**TASK STATEMENT**
Records follow. Copy every line with "Ingredients".

**ENTRIES PROVIDED**
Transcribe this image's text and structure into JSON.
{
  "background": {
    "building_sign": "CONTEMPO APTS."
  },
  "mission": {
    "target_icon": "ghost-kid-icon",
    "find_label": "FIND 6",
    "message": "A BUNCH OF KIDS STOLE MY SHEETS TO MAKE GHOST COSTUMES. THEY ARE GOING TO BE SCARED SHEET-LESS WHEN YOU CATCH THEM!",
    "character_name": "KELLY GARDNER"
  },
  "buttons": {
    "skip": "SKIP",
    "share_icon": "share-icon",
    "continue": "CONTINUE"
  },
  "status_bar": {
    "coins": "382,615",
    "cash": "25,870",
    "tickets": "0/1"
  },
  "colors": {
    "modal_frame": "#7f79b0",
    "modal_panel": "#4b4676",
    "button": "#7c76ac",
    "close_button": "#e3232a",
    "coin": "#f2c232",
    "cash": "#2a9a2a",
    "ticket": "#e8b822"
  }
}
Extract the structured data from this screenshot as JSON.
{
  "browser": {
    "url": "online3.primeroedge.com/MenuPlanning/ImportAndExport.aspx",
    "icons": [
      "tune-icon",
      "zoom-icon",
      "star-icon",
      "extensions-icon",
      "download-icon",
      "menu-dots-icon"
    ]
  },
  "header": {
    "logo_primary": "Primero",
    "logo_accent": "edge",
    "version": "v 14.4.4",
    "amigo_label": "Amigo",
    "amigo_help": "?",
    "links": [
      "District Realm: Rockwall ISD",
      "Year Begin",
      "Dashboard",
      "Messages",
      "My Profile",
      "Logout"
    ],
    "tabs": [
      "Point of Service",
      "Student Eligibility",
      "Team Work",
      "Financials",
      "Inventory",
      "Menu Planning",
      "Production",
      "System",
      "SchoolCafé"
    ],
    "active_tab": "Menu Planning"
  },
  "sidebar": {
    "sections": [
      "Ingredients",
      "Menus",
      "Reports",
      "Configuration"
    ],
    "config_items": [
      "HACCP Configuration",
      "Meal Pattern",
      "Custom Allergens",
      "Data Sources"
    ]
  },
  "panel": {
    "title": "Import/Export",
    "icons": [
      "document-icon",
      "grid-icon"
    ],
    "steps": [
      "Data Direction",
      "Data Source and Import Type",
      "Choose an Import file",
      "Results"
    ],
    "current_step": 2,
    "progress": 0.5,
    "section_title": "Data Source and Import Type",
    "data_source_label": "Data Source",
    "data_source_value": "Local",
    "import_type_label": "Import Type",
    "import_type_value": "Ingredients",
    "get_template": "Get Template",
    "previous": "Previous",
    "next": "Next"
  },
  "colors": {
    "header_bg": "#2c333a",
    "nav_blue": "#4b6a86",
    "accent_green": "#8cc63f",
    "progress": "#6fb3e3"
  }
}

**OUTPUT BELOW**
      "Ingredients",
    "import_type_value": "Ingredients",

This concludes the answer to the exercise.